» **Instruction**
Among the entries, which lines carry the string "symbol"? Copy each of them.

» **Entries**
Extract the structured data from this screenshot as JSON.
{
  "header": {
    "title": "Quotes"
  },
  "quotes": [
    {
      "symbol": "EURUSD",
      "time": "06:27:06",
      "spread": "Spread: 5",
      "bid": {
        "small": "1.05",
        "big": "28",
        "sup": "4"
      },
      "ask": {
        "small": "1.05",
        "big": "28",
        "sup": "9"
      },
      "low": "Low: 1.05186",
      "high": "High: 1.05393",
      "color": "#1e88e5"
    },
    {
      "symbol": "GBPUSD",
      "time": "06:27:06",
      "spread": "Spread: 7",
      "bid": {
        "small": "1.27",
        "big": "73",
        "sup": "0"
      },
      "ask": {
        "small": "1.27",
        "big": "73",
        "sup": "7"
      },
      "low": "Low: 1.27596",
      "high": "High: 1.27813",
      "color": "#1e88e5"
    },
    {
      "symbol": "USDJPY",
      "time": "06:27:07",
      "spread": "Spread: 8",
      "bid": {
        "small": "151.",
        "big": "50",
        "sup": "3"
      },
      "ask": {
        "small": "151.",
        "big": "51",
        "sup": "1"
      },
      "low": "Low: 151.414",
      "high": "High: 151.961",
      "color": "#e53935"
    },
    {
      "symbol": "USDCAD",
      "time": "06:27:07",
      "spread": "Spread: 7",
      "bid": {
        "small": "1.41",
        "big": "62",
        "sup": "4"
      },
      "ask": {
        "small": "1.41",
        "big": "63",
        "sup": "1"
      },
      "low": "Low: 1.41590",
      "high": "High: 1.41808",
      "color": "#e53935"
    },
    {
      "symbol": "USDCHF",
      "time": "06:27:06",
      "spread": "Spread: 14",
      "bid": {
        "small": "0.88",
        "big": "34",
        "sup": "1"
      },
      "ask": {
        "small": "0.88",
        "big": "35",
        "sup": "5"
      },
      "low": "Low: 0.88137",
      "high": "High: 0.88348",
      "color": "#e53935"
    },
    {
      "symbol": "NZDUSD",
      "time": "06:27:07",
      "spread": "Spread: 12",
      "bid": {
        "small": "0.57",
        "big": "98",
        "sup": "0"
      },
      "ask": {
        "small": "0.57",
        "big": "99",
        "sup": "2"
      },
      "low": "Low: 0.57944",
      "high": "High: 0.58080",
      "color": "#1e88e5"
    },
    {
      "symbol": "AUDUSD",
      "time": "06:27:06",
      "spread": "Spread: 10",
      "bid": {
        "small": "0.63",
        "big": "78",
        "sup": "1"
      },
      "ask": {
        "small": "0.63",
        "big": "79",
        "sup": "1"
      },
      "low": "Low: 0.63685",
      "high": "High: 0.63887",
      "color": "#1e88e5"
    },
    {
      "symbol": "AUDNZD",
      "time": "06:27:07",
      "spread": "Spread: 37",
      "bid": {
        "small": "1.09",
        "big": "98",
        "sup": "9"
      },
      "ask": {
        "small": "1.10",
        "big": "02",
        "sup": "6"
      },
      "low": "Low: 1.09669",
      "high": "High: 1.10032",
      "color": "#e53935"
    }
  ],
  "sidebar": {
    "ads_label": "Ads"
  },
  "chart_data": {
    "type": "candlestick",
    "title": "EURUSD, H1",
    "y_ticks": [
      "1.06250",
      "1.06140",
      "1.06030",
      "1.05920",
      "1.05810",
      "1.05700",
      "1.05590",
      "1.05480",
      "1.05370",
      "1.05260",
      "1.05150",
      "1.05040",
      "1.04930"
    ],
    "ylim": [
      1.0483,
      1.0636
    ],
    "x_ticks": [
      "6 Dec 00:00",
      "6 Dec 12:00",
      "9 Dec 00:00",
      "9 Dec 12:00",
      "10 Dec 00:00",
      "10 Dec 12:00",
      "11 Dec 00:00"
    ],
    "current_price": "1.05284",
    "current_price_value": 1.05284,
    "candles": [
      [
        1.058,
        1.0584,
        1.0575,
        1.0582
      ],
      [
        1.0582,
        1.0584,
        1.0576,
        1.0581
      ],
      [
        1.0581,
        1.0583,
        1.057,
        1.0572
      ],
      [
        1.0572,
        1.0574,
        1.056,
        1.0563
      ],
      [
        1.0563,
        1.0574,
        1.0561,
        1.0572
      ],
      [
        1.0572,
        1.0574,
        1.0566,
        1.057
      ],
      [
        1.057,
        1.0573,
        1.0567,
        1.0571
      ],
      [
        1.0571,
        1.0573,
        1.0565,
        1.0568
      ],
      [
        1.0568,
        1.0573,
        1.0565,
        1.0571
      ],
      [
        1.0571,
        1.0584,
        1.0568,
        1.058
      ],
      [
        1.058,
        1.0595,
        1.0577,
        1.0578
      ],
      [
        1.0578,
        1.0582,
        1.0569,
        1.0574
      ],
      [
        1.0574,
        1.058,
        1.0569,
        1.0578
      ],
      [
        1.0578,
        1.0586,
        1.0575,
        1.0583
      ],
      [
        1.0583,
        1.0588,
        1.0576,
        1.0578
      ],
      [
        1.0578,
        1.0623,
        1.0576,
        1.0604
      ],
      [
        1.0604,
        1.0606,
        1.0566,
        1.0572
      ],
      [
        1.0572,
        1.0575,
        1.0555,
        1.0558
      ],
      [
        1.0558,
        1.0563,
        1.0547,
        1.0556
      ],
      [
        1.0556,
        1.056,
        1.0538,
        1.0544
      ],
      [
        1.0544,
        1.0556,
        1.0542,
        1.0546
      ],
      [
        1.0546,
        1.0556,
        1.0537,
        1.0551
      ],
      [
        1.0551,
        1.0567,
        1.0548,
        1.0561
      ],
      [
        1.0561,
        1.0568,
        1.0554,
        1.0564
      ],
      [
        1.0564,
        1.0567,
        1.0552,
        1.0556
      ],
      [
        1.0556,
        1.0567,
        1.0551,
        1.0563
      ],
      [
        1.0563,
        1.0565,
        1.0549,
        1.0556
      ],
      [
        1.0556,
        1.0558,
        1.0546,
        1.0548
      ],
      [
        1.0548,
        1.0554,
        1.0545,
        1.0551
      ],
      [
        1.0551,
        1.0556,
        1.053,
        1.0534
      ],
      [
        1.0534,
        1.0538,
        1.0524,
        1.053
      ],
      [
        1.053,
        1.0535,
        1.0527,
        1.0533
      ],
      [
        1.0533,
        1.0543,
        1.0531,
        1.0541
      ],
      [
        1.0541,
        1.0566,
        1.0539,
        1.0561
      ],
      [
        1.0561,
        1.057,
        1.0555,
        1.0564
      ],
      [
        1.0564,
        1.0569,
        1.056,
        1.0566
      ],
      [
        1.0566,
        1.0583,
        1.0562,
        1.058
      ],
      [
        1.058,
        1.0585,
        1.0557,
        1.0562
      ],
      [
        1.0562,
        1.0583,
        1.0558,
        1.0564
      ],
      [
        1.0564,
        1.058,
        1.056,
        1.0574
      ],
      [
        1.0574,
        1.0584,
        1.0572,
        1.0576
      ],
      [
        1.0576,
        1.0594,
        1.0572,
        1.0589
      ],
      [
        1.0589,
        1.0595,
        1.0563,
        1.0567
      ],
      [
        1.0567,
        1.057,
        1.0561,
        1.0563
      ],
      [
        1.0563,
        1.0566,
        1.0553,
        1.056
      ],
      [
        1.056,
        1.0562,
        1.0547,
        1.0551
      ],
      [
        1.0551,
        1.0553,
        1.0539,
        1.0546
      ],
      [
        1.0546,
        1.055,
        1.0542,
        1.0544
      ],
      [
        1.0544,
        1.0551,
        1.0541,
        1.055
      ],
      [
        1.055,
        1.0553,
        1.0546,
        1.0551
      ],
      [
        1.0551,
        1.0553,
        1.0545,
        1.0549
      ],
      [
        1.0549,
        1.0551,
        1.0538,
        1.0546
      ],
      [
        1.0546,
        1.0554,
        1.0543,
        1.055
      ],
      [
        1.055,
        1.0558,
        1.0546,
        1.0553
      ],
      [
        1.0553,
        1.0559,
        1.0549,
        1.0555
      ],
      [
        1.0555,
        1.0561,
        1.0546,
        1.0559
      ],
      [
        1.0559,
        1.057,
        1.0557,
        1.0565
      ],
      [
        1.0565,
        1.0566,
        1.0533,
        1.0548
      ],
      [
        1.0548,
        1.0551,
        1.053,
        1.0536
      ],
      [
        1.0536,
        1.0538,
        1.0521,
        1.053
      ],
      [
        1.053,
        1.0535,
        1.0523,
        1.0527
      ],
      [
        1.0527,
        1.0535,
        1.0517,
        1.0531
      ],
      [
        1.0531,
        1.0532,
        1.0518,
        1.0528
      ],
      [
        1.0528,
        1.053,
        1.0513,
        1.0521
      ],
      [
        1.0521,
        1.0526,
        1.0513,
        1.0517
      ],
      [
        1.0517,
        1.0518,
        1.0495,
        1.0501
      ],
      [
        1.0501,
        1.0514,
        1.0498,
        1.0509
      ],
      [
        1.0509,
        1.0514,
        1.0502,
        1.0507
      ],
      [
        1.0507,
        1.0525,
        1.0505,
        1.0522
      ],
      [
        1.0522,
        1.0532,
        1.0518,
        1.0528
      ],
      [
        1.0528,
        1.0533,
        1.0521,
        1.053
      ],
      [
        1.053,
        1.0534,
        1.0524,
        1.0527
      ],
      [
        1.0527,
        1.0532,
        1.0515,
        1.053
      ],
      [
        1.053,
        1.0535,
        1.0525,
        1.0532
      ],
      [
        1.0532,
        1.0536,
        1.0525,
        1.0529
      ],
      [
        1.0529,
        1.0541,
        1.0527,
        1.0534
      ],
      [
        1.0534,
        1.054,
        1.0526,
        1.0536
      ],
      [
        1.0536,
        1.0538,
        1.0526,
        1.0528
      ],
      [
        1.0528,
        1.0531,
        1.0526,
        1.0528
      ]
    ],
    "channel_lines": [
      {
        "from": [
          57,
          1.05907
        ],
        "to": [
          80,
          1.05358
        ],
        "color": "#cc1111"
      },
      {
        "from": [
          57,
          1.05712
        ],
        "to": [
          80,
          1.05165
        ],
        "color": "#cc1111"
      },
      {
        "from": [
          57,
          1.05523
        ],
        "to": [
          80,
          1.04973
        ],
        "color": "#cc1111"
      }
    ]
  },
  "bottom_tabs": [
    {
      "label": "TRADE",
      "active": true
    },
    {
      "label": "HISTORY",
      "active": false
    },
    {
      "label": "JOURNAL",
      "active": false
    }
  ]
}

» **Full solution**
      "symbol": "EURUSD",
      "symbol": "GBPUSD",
      "symbol": "USDJPY",
      "symbol": "USDCAD",
      "symbol": "USDCHF",
      "symbol": "NZDUSD",
      "symbol": "AUDUSD",
      "symbol": "AUDNZD",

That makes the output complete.